(Stored records)
..........
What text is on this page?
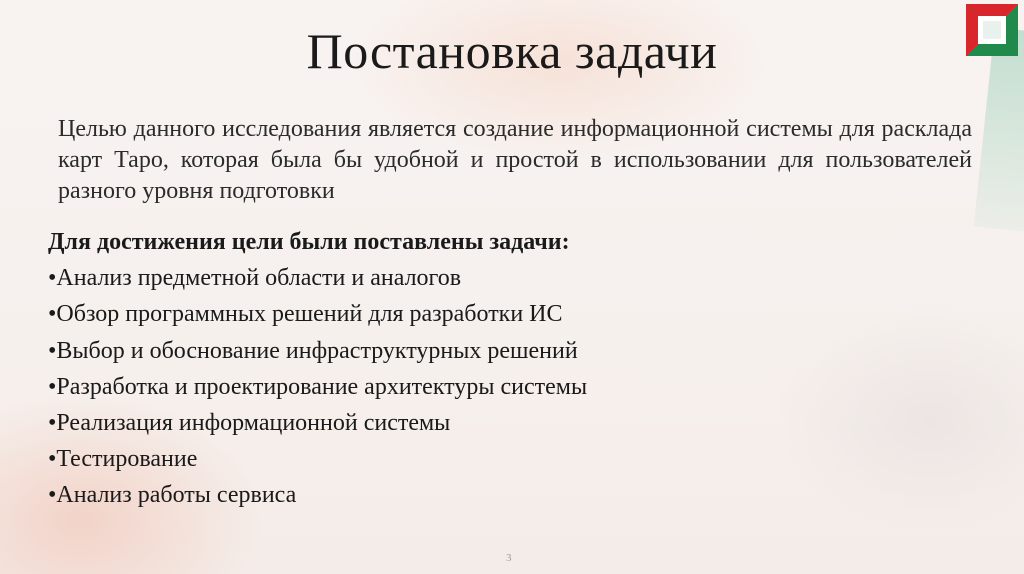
Постановка задачи

Целью данного исследования является создание информационной системы для расклада карт Таро, которая была бы удобной и простой в использовании для пользователей разного уровня подготовки

Для достижения цели были поставлены задачи:
•Анализ предметной области и аналогов
•Обзор программных решений для разработки ИС
•Выбор и обоснование инфраструктурных решений
•Разработка и проектирование архитектуры системы
•Реализация информационной системы
•Тестирование
•Анализ работы сервиса
3
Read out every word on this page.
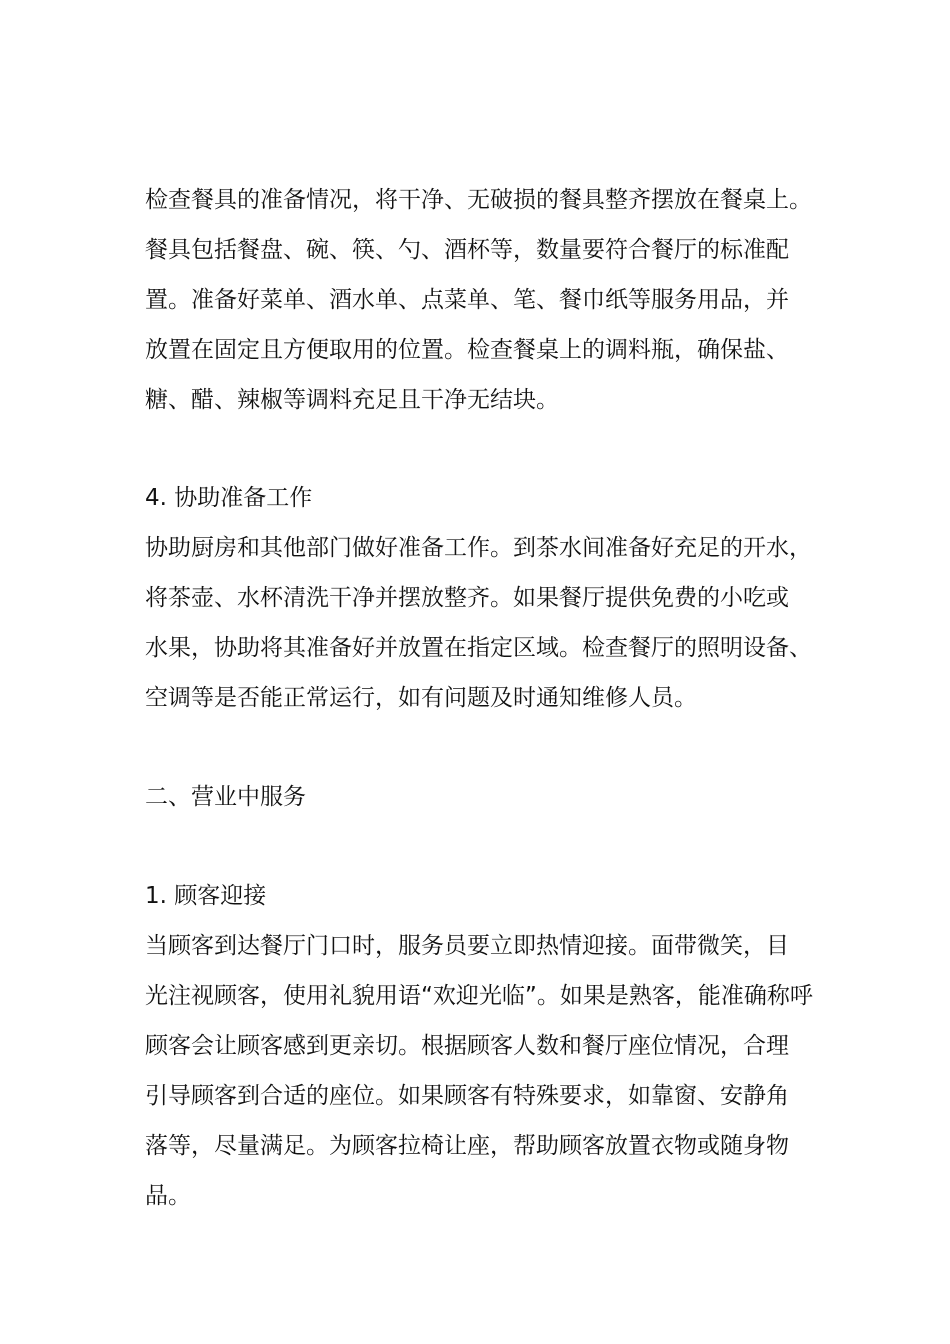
检查餐具的准备情况，将干净、无破损的餐具整齐摆放在餐桌上。
餐具包括餐盘、碗、筷、勺、酒杯等，数量要符合餐厅的标准配
置。准备好菜单、酒水单、点菜单、笔、餐巾纸等服务用品，并
放置在固定且方便取用的位置。检查餐桌上的调料瓶，确保盐、
糖、醋、辣椒等调料充足且干净无结块。
4. 协助准备工作
协助厨房和其他部门做好准备工作。到茶水间准备好充足的开水，
将茶壶、水杯清洗干净并摆放整齐。如果餐厅提供免费的小吃或
水果，协助将其准备好并放置在指定区域。检查餐厅的照明设备、
空调等是否能正常运行，如有问题及时通知维修人员。
二、营业中服务
1. 顾客迎接
当顾客到达餐厅门口时，服务员要立即热情迎接。面带微笑，目
光注视顾客，使用礼貌用语“欢迎光临”。如果是熟客，能准确称呼
顾客会让顾客感到更亲切。根据顾客人数和餐厅座位情况，合理
引导顾客到合适的座位。如果顾客有特殊要求，如靠窗、安静角
落等，尽量满足。为顾客拉椅让座，帮助顾客放置衣物或随身物
品。
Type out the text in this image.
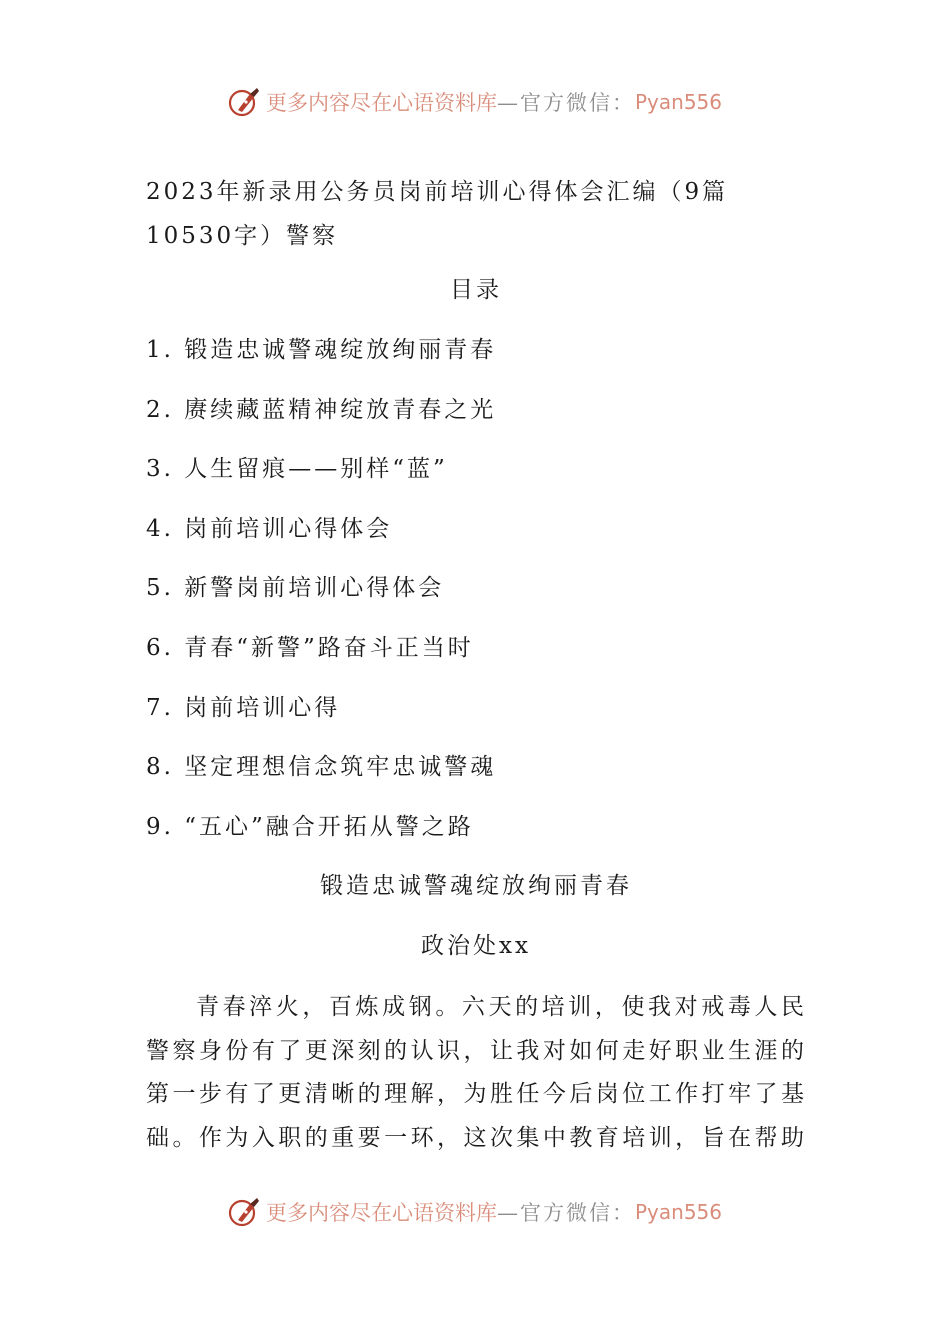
更多内容尽在心语资料库 —官方微信： Pyan556
2023年新录用公务员岗前培训心得体会汇编（9篇10530字）警察
目录
1. 锻造忠诚警魂绽放绚丽青春
2. 赓续藏蓝精神绽放青春之光
3. 人生留痕——别样“蓝”
4. 岗前培训心得体会
5. 新警岗前培训心得体会
6. 青春“新警”路奋斗正当时
7. 岗前培训心得
8. 坚定理想信念筑牢忠诚警魂
9. “五心”融合开拓从警之路
锻造忠诚警魂绽放绚丽青春
政治处xx
青春淬火，百炼成钢。六天的培训，使我对戒毒人民
警察身份有了更深刻的认识，让我对如何走好职业生涯的
第一步有了更清晰的理解，为胜任今后岗位工作打牢了基
础。作为入职的重要一环，这次集中教育培训，旨在帮助
更多内容尽在心语资料库 —官方微信： Pyan556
..........
## [STATED TASK]
Extract all the data above exactly, excluding every picture.

## [ANSWER TO THE PROBLEM]
What text is on this page?
Постановка задачи

Целью данного исследования является создание информационной системы для расклада карт Таро, которая была бы удобной и простой в использовании для пользователей разного уровня подготовки

Для достижения цели были поставлены задачи:
•Анализ предметной области и аналогов
•Обзор программных решений для разработки ИС
•Выбор и обоснование инфраструктурных решений
•Разработка и проектирование архитектуры системы
•Реализация информационной системы
•Тестирование
•Анализ работы сервиса
3
Read out every word on this page.
检查餐具的准备情况，将干净、无破损的餐具整齐摆放在餐桌上。
餐具包括餐盘、碗、筷、勺、酒杯等，数量要符合餐厅的标准配
置。准备好菜单、酒水单、点菜单、笔、餐巾纸等服务用品，并
放置在固定且方便取用的位置。检查餐桌上的调料瓶，确保盐、
糖、醋、辣椒等调料充足且干净无结块。
4. 协助准备工作
协助厨房和其他部门做好准备工作。到茶水间准备好充足的开水，
将茶壶、水杯清洗干净并摆放整齐。如果餐厅提供免费的小吃或
水果，协助将其准备好并放置在指定区域。检查餐厅的照明设备、
空调等是否能正常运行，如有问题及时通知维修人员。
二、营业中服务
1. 顾客迎接
当顾客到达餐厅门口时，服务员要立即热情迎接。面带微笑，目
光注视顾客，使用礼貌用语“欢迎光临”。如果是熟客，能准确称呼
顾客会让顾客感到更亲切。根据顾客人数和餐厅座位情况，合理
引导顾客到合适的座位。如果顾客有特殊要求，如靠窗、安静角
落等，尽量满足。为顾客拉椅让座，帮助顾客放置衣物或随身物
品。
Type out the text in this image.
更多内容尽在心语资料库 —官方微信： Pyan556
2023年新录用公务员岗前培训心得体会汇编（9篇10530字）警察
目录
1. 锻造忠诚警魂绽放绚丽青春
2. 赓续藏蓝精神绽放青春之光
3. 人生留痕——别样“蓝”
4. 岗前培训心得体会
5. 新警岗前培训心得体会
6. 青春“新警”路奋斗正当时
7. 岗前培训心得
8. 坚定理想信念筑牢忠诚警魂
9. “五心”融合开拓从警之路
锻造忠诚警魂绽放绚丽青春
政治处xx
青春淬火，百炼成钢。六天的培训，使我对戒毒人民
警察身份有了更深刻的认识，让我对如何走好职业生涯的
第一步有了更清晰的理解，为胜任今后岗位工作打牢了基
础。作为入职的重要一环，这次集中教育培训，旨在帮助
更多内容尽在心语资料库 —官方微信： Pyan556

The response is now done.